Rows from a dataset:
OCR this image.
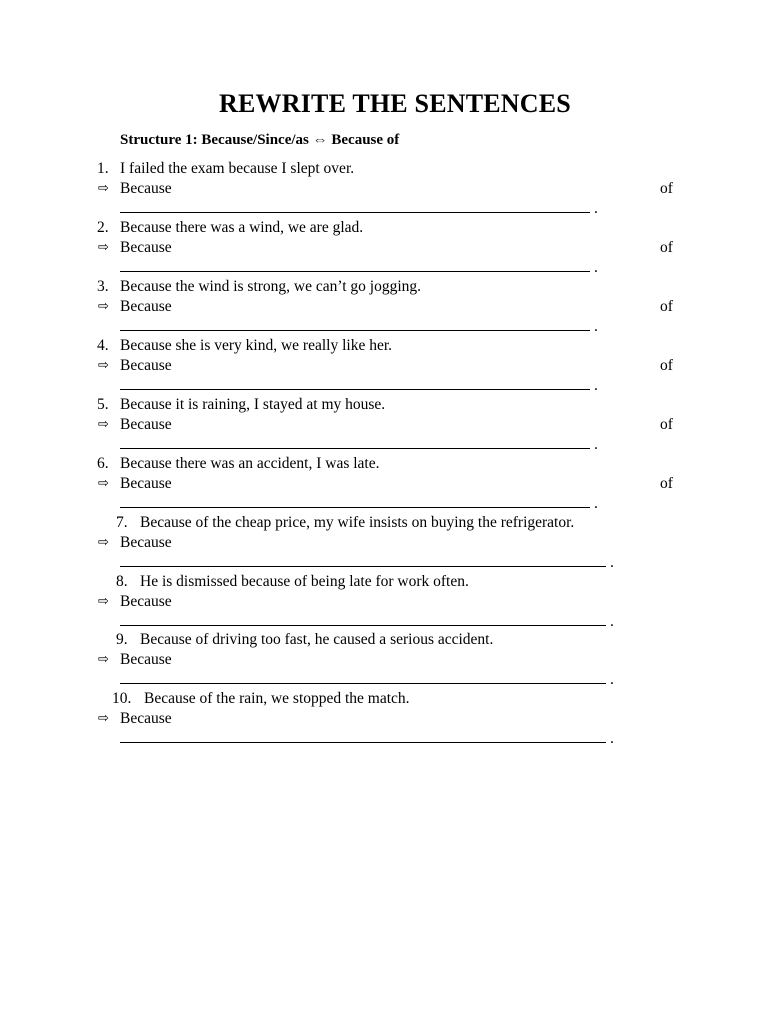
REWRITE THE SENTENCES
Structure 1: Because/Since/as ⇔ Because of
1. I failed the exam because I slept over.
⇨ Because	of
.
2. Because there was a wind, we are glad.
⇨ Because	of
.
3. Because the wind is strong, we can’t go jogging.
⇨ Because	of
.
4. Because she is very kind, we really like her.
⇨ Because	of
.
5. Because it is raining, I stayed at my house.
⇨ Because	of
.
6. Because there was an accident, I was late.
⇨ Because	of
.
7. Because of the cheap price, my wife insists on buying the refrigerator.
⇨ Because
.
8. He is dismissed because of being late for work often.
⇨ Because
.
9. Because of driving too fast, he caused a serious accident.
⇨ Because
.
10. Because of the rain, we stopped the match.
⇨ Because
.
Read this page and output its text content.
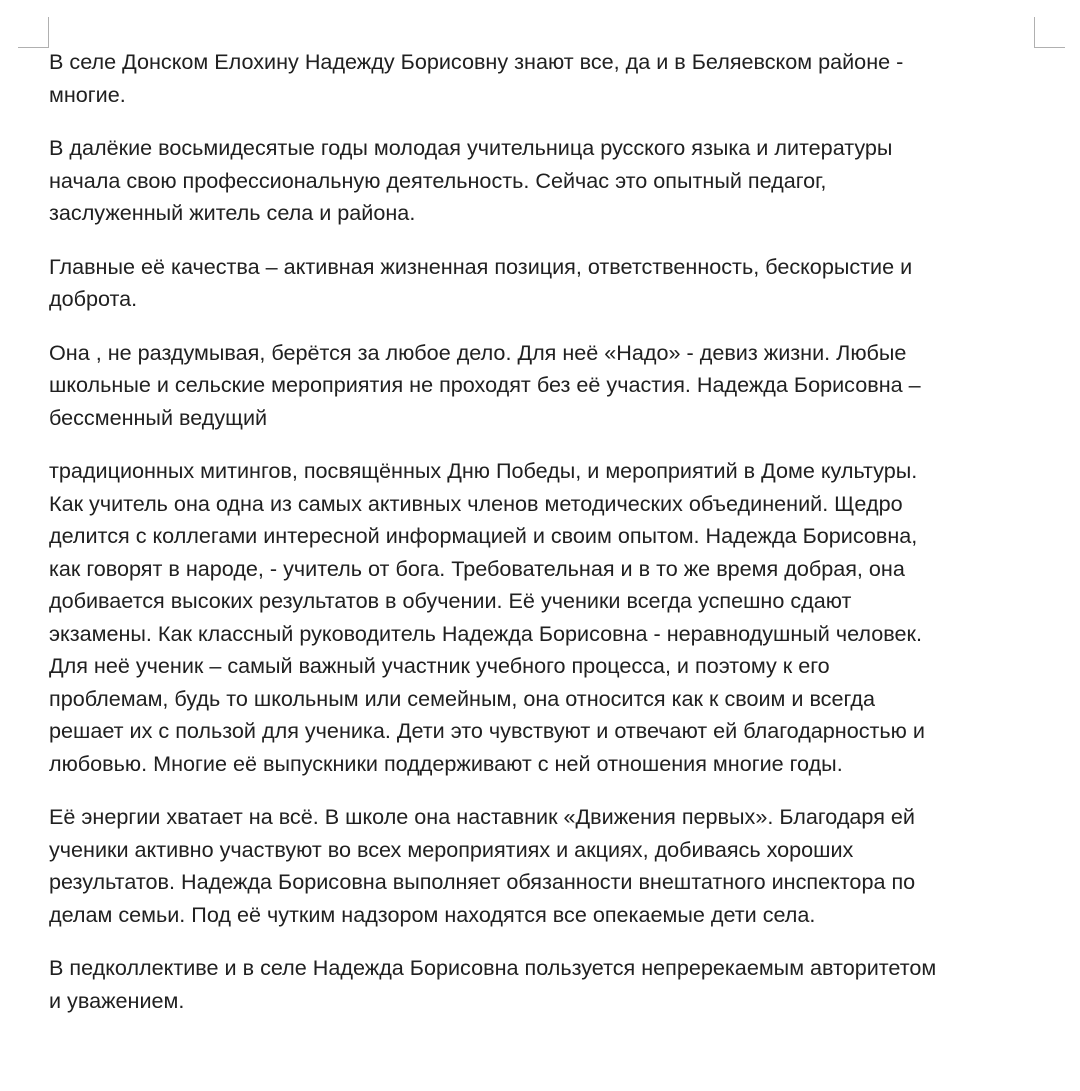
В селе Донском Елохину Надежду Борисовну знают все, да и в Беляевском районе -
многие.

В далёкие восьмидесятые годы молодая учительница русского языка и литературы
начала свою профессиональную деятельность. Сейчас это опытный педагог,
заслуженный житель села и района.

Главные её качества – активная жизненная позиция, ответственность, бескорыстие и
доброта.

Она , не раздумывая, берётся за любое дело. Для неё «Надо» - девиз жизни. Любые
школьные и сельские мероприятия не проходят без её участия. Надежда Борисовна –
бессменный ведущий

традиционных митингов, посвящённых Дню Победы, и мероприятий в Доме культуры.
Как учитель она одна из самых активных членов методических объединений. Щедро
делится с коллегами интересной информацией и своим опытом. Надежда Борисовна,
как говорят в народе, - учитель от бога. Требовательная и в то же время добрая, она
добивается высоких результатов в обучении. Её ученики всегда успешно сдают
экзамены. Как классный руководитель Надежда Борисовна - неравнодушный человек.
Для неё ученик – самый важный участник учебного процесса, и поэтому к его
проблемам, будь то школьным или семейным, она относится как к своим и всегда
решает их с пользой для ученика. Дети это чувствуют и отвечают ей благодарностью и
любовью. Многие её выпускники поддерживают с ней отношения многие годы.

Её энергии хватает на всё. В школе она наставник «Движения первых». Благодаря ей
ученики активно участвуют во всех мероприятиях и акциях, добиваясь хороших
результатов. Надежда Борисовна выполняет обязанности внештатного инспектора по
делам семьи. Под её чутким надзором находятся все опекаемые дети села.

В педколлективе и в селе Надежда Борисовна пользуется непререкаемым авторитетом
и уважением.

* * *

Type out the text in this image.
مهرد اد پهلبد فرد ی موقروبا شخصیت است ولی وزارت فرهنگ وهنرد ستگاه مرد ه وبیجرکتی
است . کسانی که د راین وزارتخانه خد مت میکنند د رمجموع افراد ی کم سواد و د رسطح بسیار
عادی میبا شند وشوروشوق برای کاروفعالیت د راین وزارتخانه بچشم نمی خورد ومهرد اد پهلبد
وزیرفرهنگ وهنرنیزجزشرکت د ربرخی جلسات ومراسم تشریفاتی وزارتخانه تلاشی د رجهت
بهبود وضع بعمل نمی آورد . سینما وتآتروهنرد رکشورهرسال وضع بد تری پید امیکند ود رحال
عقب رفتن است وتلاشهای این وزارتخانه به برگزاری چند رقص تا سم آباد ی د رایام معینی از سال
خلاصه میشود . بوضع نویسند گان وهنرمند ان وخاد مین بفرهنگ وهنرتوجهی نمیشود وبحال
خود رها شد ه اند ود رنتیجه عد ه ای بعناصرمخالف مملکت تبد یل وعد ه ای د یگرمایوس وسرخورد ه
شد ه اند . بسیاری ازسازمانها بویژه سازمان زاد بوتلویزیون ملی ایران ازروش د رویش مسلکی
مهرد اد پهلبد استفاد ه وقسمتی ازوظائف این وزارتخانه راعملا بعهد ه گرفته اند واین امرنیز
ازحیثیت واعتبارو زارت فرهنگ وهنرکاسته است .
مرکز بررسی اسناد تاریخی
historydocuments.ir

--

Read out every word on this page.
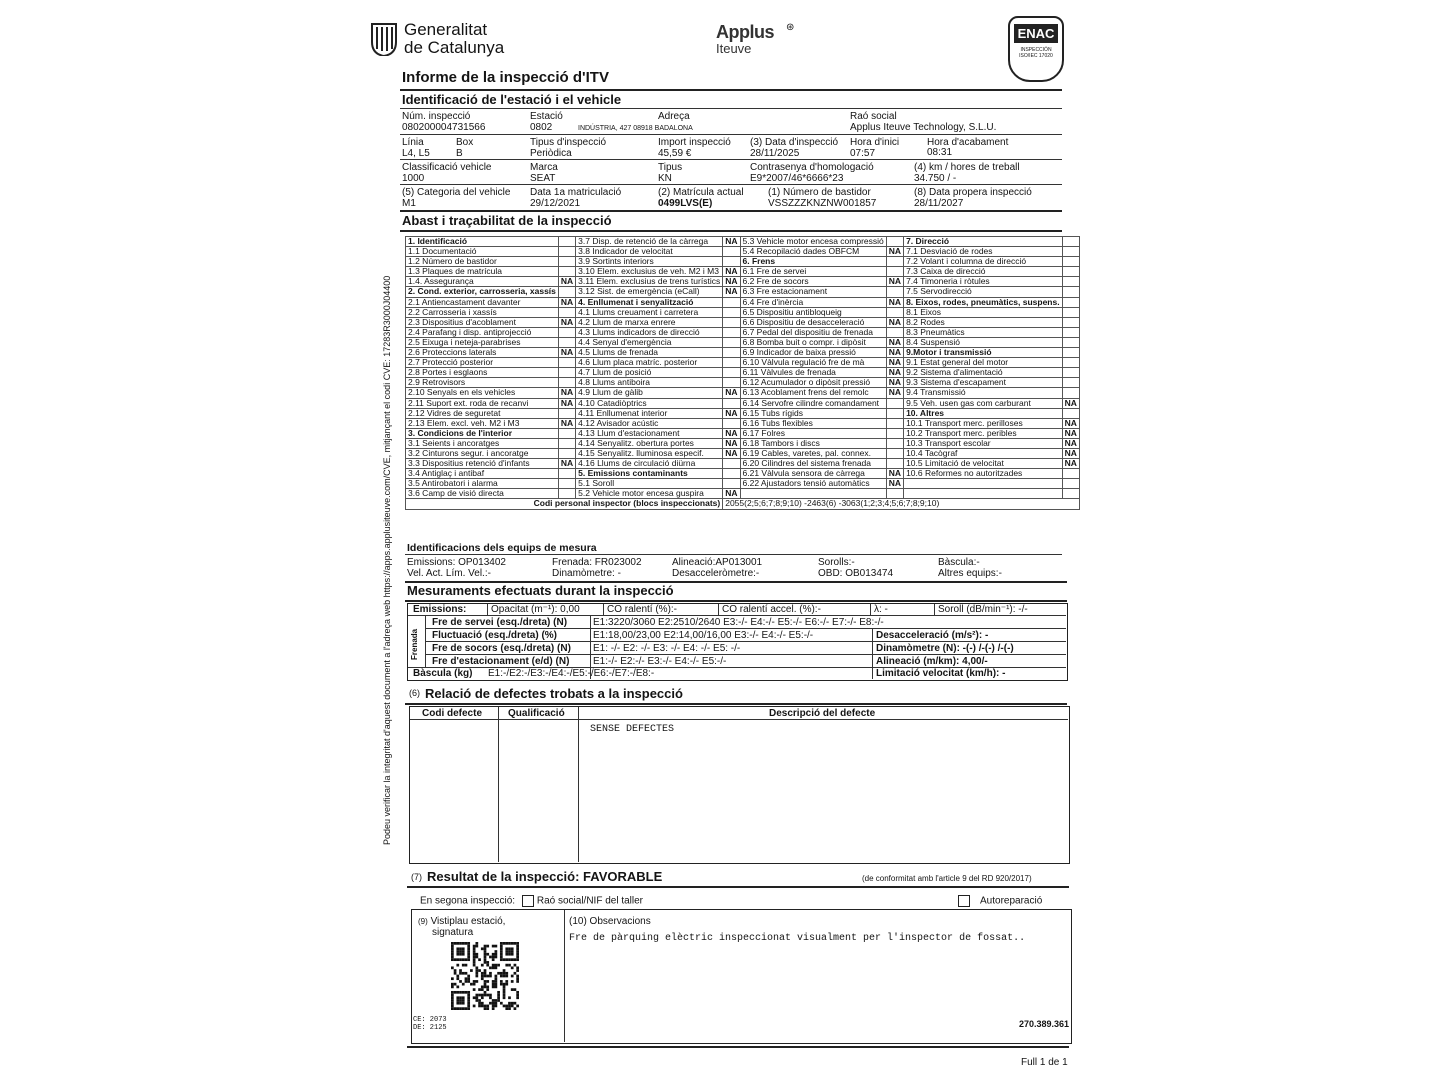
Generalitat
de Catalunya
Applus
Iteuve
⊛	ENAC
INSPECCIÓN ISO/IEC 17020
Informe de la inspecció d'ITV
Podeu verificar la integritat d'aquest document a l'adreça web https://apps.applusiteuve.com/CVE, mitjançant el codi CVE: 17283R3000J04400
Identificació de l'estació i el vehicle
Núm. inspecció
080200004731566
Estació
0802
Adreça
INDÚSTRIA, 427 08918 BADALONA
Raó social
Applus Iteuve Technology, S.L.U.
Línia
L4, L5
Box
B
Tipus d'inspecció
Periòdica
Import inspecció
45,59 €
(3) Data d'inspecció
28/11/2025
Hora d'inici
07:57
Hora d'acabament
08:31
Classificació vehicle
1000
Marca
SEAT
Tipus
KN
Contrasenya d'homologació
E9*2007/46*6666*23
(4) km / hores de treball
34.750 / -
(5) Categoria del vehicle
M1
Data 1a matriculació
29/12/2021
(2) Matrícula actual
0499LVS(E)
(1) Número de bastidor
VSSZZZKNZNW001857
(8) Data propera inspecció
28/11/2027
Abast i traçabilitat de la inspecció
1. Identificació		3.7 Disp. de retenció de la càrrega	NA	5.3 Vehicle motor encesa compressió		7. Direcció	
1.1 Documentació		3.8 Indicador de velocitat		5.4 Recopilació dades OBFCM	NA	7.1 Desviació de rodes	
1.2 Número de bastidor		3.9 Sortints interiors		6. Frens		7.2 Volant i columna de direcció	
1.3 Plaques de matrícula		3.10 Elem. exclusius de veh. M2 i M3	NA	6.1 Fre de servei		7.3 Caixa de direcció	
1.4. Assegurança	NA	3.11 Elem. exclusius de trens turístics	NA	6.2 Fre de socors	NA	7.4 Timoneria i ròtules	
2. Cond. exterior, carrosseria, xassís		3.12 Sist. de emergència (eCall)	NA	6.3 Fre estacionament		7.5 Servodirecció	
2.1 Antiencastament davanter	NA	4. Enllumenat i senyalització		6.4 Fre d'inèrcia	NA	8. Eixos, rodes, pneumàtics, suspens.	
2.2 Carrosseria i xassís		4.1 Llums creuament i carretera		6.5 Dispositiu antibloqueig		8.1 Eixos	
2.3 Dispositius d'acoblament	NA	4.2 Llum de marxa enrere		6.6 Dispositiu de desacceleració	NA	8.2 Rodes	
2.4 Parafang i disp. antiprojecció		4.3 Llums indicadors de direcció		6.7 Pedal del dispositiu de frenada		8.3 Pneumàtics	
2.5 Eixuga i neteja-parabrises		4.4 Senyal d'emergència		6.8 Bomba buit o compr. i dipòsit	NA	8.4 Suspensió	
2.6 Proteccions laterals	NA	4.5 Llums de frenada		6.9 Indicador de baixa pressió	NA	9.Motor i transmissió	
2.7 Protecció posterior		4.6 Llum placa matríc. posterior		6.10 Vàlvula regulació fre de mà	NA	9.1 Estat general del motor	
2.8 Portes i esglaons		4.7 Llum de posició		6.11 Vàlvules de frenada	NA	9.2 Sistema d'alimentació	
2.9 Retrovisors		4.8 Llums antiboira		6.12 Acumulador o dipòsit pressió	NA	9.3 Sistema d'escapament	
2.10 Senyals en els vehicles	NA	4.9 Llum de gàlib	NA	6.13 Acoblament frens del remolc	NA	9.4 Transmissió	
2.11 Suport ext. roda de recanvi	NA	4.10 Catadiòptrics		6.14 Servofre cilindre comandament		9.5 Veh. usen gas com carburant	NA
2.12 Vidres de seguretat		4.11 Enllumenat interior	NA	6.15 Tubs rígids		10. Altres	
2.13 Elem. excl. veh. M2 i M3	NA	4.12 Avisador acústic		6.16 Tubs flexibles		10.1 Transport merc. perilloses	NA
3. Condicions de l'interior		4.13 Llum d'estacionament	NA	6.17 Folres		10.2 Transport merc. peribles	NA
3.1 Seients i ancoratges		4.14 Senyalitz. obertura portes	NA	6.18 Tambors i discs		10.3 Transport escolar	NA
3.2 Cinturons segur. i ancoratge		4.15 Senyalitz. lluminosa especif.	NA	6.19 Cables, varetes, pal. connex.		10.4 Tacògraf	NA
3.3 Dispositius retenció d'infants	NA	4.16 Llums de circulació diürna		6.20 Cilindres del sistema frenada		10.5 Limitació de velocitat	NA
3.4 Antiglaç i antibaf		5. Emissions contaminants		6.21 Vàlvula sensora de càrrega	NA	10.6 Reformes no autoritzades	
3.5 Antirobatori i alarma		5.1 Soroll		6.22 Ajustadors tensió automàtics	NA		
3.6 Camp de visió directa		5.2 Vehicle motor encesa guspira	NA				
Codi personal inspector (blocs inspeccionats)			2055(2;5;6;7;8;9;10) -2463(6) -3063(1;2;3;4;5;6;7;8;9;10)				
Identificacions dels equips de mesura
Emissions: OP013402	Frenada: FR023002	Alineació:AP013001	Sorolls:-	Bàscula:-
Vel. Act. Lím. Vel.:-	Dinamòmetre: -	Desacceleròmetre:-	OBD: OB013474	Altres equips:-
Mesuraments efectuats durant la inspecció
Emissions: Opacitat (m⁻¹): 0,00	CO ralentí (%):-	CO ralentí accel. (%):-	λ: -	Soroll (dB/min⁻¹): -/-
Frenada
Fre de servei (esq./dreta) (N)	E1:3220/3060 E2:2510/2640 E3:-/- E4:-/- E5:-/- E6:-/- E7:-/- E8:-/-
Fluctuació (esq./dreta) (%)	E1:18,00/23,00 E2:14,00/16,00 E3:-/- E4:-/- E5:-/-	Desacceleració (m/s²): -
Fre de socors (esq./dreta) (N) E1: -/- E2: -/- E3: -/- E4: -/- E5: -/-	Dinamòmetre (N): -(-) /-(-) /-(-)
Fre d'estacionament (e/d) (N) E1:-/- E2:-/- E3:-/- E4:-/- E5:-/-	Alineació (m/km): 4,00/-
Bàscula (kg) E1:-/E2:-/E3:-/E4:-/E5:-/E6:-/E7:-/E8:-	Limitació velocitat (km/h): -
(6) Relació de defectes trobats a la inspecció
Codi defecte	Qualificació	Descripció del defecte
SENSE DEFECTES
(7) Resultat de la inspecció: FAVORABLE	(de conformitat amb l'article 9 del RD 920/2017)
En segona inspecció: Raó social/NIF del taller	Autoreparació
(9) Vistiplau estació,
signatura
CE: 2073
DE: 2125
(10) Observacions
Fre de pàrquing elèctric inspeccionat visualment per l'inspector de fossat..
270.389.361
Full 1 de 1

TO BE DONE:
In the records above, find the lines containing "Llums" and copy them.

FINISHED EXERCISE:
2.2 Carrosseria i xassís		4.1 Llums creuament i carretera		6.5 Dispositiu antibloqueig		8.1 Eixos	
2.4 Parafang i disp. antiprojecció		4.3 Llums indicadors de direcció		6.7 Pedal del dispositiu de frenada		8.3 Pneumàtics	
2.6 Proteccions laterals	NA	4.5 Llums de frenada		6.9 Indicador de baixa pressió	NA	9.Motor i transmissió	
2.9 Retrovisors		4.8 Llums antiboira		6.12 Acumulador o dipòsit pressió	NA	9.3 Sistema d'escapament	
3.3 Dispositius retenció d'infants	NA	4.16 Llums de circulació diürna		6.20 Cilindres del sistema frenada		10.5 Limitació de velocitat	NA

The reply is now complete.